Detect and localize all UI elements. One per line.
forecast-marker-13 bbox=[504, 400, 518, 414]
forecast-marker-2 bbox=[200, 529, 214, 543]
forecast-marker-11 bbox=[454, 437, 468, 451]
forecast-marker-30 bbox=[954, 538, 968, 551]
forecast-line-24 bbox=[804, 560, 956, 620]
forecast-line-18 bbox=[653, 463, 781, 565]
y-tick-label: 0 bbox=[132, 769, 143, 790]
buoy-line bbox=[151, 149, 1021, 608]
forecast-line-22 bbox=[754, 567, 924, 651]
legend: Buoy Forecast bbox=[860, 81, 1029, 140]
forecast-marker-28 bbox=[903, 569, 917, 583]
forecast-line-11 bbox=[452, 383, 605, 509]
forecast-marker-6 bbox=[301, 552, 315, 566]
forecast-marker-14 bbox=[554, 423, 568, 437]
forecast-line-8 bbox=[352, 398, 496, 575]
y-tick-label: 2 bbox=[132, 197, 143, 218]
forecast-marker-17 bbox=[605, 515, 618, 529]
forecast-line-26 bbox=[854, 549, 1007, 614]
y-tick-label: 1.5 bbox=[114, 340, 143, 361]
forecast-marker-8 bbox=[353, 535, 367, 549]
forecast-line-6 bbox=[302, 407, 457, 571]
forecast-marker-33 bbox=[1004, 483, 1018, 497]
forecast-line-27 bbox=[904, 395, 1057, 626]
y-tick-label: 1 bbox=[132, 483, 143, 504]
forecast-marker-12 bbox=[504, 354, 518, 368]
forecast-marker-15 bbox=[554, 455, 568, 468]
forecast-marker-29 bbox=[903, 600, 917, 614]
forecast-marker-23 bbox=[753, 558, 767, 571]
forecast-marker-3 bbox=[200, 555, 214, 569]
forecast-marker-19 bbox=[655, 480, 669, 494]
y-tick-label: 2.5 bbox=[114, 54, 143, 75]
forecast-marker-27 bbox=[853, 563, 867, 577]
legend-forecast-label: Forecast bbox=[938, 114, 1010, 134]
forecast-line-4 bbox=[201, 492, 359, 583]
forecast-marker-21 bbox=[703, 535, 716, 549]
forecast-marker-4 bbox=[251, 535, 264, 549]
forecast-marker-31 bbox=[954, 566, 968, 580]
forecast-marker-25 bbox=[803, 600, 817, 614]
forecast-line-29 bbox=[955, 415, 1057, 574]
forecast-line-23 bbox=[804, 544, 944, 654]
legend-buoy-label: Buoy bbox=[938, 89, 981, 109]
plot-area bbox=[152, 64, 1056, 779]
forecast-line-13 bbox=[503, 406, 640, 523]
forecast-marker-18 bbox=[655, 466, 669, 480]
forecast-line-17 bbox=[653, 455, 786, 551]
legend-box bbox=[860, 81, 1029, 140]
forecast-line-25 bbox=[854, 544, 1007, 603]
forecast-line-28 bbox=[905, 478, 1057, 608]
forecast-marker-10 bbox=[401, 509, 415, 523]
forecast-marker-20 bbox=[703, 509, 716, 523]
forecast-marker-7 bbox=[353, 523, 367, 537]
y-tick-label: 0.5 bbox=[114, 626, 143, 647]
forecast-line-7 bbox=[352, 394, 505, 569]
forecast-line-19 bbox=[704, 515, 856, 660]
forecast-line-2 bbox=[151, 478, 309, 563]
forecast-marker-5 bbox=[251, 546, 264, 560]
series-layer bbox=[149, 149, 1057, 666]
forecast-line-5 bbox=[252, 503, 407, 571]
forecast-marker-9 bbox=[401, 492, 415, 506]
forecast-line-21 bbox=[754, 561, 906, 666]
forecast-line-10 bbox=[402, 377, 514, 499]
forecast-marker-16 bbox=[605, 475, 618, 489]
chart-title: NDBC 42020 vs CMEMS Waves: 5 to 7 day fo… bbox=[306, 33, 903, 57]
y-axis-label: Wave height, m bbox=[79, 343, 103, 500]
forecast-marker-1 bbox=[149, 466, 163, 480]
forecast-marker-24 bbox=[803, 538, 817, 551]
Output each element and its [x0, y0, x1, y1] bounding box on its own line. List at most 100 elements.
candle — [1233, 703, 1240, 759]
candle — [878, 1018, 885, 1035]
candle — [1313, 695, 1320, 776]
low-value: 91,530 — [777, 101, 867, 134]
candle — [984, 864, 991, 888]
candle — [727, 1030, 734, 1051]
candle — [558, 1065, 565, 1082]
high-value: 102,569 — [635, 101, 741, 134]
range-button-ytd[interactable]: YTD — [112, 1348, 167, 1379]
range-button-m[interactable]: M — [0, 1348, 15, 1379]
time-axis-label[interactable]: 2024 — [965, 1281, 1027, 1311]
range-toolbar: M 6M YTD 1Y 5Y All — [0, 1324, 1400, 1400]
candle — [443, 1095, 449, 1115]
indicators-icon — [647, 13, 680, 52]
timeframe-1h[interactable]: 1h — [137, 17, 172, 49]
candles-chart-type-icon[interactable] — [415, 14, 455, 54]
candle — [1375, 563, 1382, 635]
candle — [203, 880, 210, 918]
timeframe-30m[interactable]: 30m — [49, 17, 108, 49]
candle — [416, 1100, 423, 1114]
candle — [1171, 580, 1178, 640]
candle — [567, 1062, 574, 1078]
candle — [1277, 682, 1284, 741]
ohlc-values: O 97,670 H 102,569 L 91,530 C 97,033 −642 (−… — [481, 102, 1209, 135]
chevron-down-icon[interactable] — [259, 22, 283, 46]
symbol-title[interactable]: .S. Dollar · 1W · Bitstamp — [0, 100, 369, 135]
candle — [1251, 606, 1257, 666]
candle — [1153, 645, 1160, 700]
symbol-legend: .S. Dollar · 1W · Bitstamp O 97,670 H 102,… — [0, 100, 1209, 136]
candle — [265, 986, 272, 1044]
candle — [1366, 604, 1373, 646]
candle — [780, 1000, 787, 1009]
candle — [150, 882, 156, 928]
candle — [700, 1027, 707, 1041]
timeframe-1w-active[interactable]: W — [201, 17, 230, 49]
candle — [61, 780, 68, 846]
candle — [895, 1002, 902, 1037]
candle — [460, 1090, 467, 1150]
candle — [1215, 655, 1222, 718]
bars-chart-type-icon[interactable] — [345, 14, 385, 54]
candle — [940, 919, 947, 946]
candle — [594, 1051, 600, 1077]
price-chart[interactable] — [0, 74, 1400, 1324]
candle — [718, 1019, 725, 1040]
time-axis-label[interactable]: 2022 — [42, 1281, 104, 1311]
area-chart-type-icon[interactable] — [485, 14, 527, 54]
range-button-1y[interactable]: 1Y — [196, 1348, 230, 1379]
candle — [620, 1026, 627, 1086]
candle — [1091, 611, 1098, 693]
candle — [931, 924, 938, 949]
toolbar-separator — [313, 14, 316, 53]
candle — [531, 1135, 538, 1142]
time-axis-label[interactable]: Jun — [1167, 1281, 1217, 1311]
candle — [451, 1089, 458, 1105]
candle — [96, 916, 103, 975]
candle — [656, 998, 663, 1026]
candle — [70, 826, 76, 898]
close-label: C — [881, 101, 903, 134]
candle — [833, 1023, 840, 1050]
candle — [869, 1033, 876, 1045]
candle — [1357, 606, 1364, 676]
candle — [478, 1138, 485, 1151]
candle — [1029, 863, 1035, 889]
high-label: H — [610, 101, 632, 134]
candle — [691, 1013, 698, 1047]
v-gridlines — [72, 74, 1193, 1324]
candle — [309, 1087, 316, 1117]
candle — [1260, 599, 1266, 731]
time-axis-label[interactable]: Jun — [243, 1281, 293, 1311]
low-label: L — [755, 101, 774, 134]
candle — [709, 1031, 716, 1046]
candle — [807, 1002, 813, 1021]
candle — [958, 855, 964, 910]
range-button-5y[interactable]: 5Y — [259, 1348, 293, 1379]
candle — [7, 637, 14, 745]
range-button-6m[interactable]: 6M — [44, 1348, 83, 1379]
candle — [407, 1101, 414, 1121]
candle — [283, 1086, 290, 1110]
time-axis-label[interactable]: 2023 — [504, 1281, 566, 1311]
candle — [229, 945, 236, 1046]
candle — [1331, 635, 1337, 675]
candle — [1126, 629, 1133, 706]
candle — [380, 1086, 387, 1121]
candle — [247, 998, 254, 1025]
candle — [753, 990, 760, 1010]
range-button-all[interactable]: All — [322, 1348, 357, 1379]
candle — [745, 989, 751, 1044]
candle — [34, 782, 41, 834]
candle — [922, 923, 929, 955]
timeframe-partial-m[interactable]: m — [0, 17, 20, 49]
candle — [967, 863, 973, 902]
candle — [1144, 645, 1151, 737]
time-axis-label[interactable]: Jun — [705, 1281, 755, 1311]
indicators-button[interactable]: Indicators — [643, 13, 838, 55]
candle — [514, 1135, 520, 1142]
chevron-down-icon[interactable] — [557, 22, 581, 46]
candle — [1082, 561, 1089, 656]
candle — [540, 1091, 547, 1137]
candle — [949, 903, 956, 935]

**********

Work instructions
Reproduce, unchanged, the stretch from the very first line above through the line containing "forecast-marker-33 bbox=[1004, 483, 1018, 497]", including both of those lines.

Solution to the problem
Detect and localize all UI elements. One per line.
forecast-marker-13 bbox=[504, 400, 518, 414]
forecast-marker-2 bbox=[200, 529, 214, 543]
forecast-marker-11 bbox=[454, 437, 468, 451]
forecast-marker-30 bbox=[954, 538, 968, 551]
forecast-line-24 bbox=[804, 560, 956, 620]
forecast-line-18 bbox=[653, 463, 781, 565]
y-tick-label: 0 bbox=[132, 769, 143, 790]
buoy-line bbox=[151, 149, 1021, 608]
forecast-line-22 bbox=[754, 567, 924, 651]
legend: Buoy Forecast bbox=[860, 81, 1029, 140]
forecast-marker-28 bbox=[903, 569, 917, 583]
forecast-line-11 bbox=[452, 383, 605, 509]
forecast-marker-6 bbox=[301, 552, 315, 566]
forecast-marker-14 bbox=[554, 423, 568, 437]
forecast-line-8 bbox=[352, 398, 496, 575]
y-tick-label: 2 bbox=[132, 197, 143, 218]
forecast-marker-17 bbox=[605, 515, 618, 529]
forecast-line-26 bbox=[854, 549, 1007, 614]
y-tick-label: 1.5 bbox=[114, 340, 143, 361]
forecast-marker-8 bbox=[353, 535, 367, 549]
forecast-line-6 bbox=[302, 407, 457, 571]
forecast-marker-33 bbox=[1004, 483, 1018, 497]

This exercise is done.